◆ GOAL OF THE EXERCISE
Provide only the number of lines in the listing that contain the string "time".
----- SOURCE RECORDS -----
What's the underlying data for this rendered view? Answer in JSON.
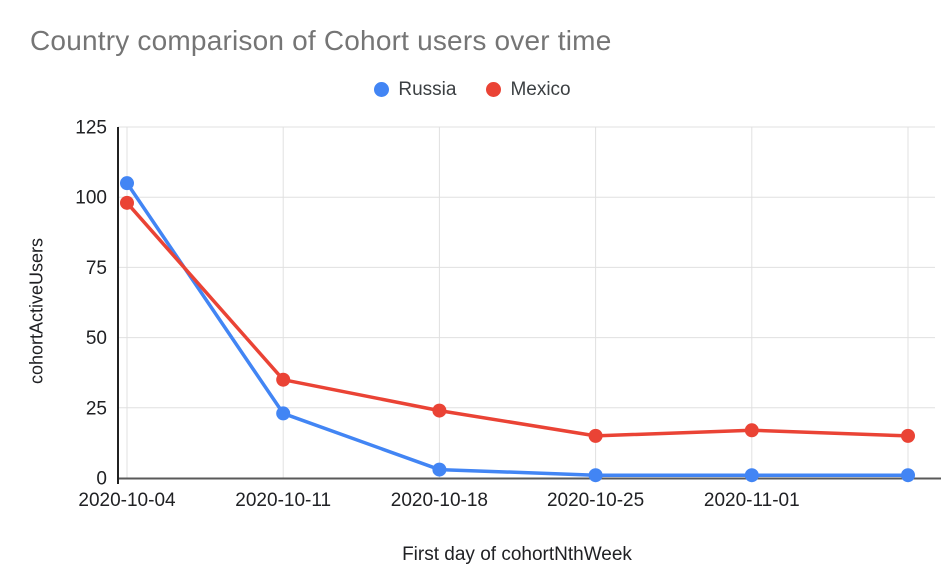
{
  "title": "Country comparison of Cohort users over time",
  "legend": {
    "items": [
      {
        "label": "Russia",
        "color": "#4285F4"
      },
      {
        "label": "Mexico",
        "color": "#EA4335"
      }
    ]
  },
  "chart_data": {
    "type": "line",
    "title": "Country comparison of Cohort users over time",
    "xlabel": "First day of cohortNthWeek",
    "ylabel": "cohortActiveUsers",
    "categories": [
      "2020-10-04",
      "2020-10-11",
      "2020-10-18",
      "2020-10-25",
      "2020-11-01",
      ""
    ],
    "series": [
      {
        "name": "Russia",
        "color": "#4285F4",
        "values": [
          105,
          23,
          3,
          1,
          1,
          1
        ]
      },
      {
        "name": "Mexico",
        "color": "#EA4335",
        "values": [
          98,
          35,
          24,
          15,
          17,
          15
        ]
      }
    ],
    "yticks": [
      0,
      25,
      50,
      75,
      100,
      125
    ],
    "ylim": [
      0,
      125
    ],
    "grid": true,
    "legend_position": "top"
  }
}
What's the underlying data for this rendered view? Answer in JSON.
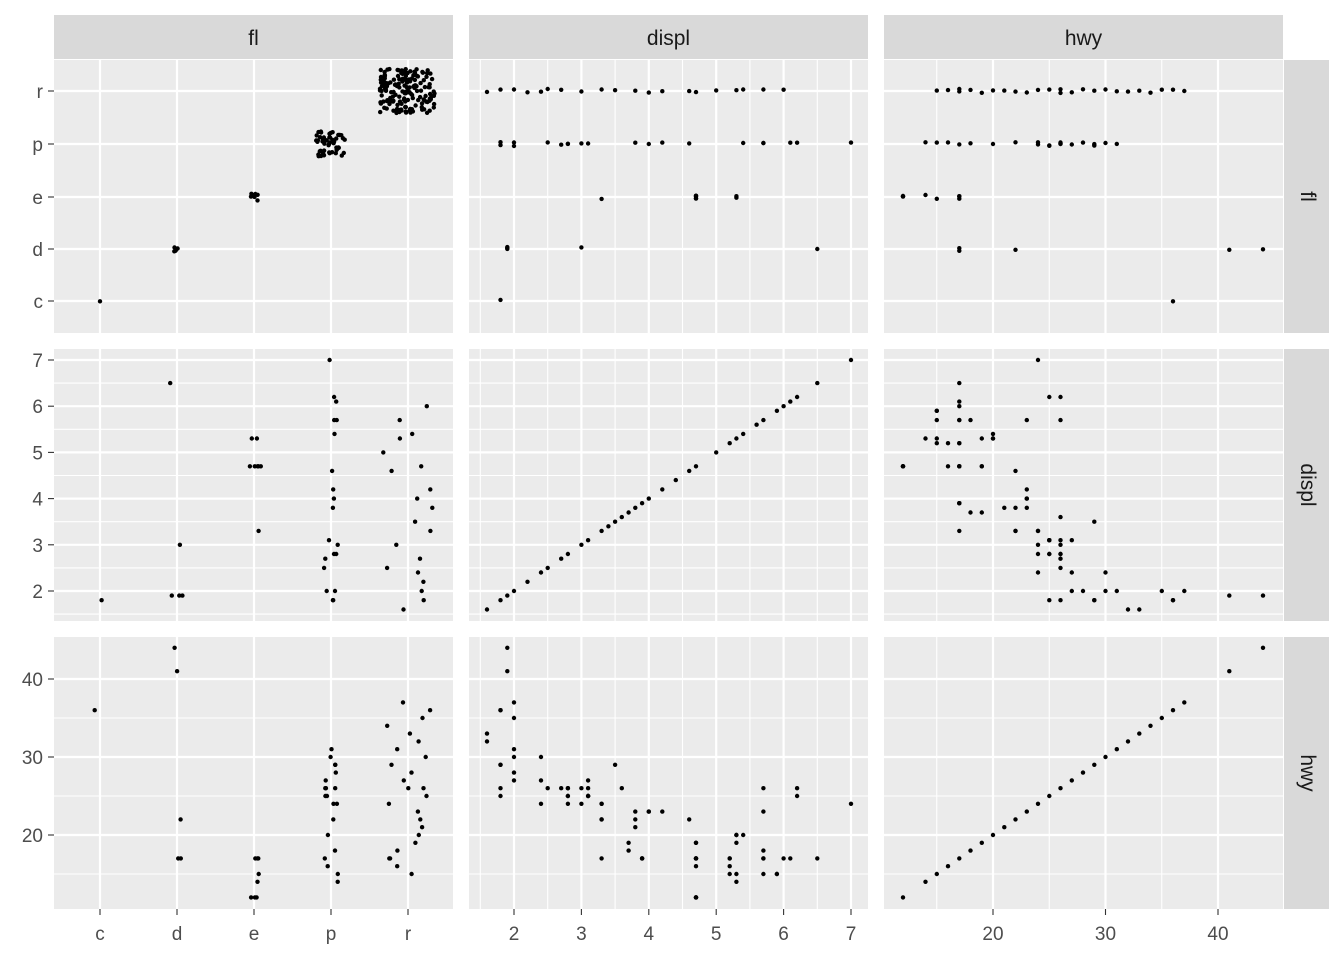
{
  "chart_data": {
    "type": "scatter",
    "layout": "pairs matrix (3 x 3 faceted panels)",
    "source_note": "",
    "variables": [
      {
        "name": "fl",
        "kind": "categorical",
        "levels": [
          "c",
          "d",
          "e",
          "p",
          "r"
        ],
        "counts": {
          "c": 1,
          "d": 5,
          "e": 8,
          "p": 52,
          "r": 168
        }
      },
      {
        "name": "displ",
        "kind": "numeric",
        "range": [
          1.6,
          7.0
        ],
        "ticks": [
          2,
          3,
          4,
          5,
          6,
          7
        ]
      },
      {
        "name": "hwy",
        "kind": "numeric",
        "range": [
          12,
          44
        ],
        "ticks": [
          20,
          30,
          40
        ]
      }
    ],
    "col_strips": [
      "fl",
      "displ",
      "hwy"
    ],
    "row_strips": [
      "fl",
      "displ",
      "hwy"
    ],
    "x_ticks": {
      "fl": [
        "c",
        "d",
        "e",
        "p",
        "r"
      ],
      "displ": [
        "2",
        "3",
        "4",
        "5",
        "6",
        "7"
      ],
      "hwy": [
        "20",
        "30",
        "40"
      ]
    },
    "y_ticks": {
      "fl": [
        "c",
        "d",
        "e",
        "p",
        "r"
      ],
      "displ": [
        "2",
        "3",
        "4",
        "5",
        "6",
        "7"
      ],
      "hwy": [
        "20",
        "30",
        "40"
      ]
    },
    "panels_diagonal": "self-vs-self (jittered strip for fl, identity line for displ and hwy)",
    "sample_points": {
      "displ_by_fl": {
        "c": [
          1.8
        ],
        "d": [
          1.9,
          1.9,
          3.0,
          6.5,
          1.9
        ],
        "e": [
          3.3,
          4.7,
          4.7,
          4.7,
          5.3,
          5.3,
          4.7,
          4.7
        ],
        "p": [
          1.8,
          1.8,
          2.0,
          2.0,
          2.8,
          2.8,
          3.1,
          4.2,
          4.6,
          5.4,
          5.7,
          6.2,
          7.0,
          6.1,
          5.7,
          4.0,
          3.0,
          2.5,
          2.7,
          3.8
        ],
        "r": [
          1.6,
          1.8,
          2.0,
          2.2,
          2.4,
          2.5,
          2.7,
          3.0,
          3.3,
          3.5,
          3.8,
          4.0,
          4.2,
          4.6,
          4.7,
          5.0,
          5.3,
          5.4,
          5.7,
          6.0
        ]
      },
      "hwy_by_fl": {
        "c": [
          36
        ],
        "d": [
          44,
          41,
          22,
          17,
          17
        ],
        "e": [
          12,
          12,
          17,
          17,
          15,
          14,
          12,
          17
        ],
        "p": [
          14,
          15,
          16,
          17,
          18,
          20,
          22,
          24,
          25,
          25,
          26,
          26,
          27,
          28,
          29,
          29,
          30,
          31,
          24,
          26
        ],
        "r": [
          15,
          16,
          17,
          17,
          18,
          19,
          20,
          21,
          22,
          23,
          24,
          25,
          26,
          26,
          27,
          28,
          29,
          30,
          31,
          32,
          33,
          34,
          35,
          36,
          37
        ]
      },
      "hwy_vs_displ": [
        [
          1.8,
          29
        ],
        [
          1.8,
          29
        ],
        [
          2.0,
          31
        ],
        [
          2.0,
          30
        ],
        [
          2.8,
          26
        ],
        [
          2.8,
          26
        ],
        [
          3.1,
          27
        ],
        [
          1.8,
          26
        ],
        [
          1.8,
          25
        ],
        [
          2.0,
          28
        ],
        [
          2.0,
          27
        ],
        [
          2.8,
          25
        ],
        [
          2.8,
          25
        ],
        [
          3.1,
          25
        ],
        [
          3.1,
          25
        ],
        [
          2.8,
          24
        ],
        [
          3.1,
          25
        ],
        [
          4.2,
          23
        ],
        [
          5.3,
          20
        ],
        [
          5.3,
          15
        ],
        [
          5.3,
          20
        ],
        [
          5.7,
          17
        ],
        [
          6.0,
          17
        ],
        [
          5.7,
          26
        ],
        [
          5.7,
          23
        ],
        [
          6.2,
          26
        ],
        [
          6.2,
          25
        ],
        [
          7.0,
          24
        ],
        [
          5.3,
          19
        ],
        [
          5.3,
          14
        ],
        [
          5.7,
          15
        ],
        [
          6.5,
          17
        ],
        [
          2.4,
          27
        ],
        [
          2.4,
          30
        ],
        [
          3.1,
          26
        ],
        [
          3.5,
          29
        ],
        [
          3.6,
          26
        ],
        [
          2.4,
          24
        ],
        [
          3.0,
          24
        ],
        [
          3.3,
          22
        ],
        [
          3.3,
          22
        ],
        [
          3.3,
          24
        ],
        [
          3.3,
          24
        ],
        [
          3.3,
          17
        ],
        [
          3.8,
          22
        ],
        [
          3.8,
          21
        ],
        [
          3.8,
          23
        ],
        [
          4.0,
          23
        ],
        [
          3.7,
          19
        ],
        [
          3.7,
          18
        ],
        [
          3.9,
          17
        ],
        [
          3.9,
          17
        ],
        [
          4.7,
          19
        ],
        [
          4.7,
          19
        ],
        [
          4.7,
          12
        ],
        [
          4.7,
          12
        ],
        [
          5.2,
          17
        ],
        [
          5.2,
          17
        ],
        [
          3.9,
          17
        ],
        [
          4.7,
          17
        ],
        [
          4.7,
          17
        ],
        [
          4.7,
          12
        ],
        [
          5.2,
          16
        ],
        [
          5.7,
          17
        ],
        [
          5.9,
          15
        ],
        [
          4.7,
          17
        ],
        [
          4.7,
          12
        ],
        [
          4.7,
          17
        ],
        [
          4.7,
          16
        ],
        [
          5.2,
          15
        ],
        [
          5.7,
          18
        ],
        [
          5.9,
          15
        ],
        [
          1.9,
          44
        ],
        [
          1.9,
          41
        ],
        [
          1.8,
          36
        ],
        [
          1.8,
          36
        ],
        [
          2.0,
          35
        ],
        [
          2.0,
          37
        ],
        [
          1.6,
          33
        ],
        [
          1.6,
          32
        ],
        [
          2.5,
          26
        ],
        [
          2.7,
          26
        ],
        [
          3.0,
          26
        ],
        [
          4.6,
          22
        ],
        [
          4.0,
          23
        ],
        [
          5.4,
          20
        ],
        [
          6.1,
          17
        ]
      ]
    }
  }
}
-----
◆ EXPECTED ANSWER
2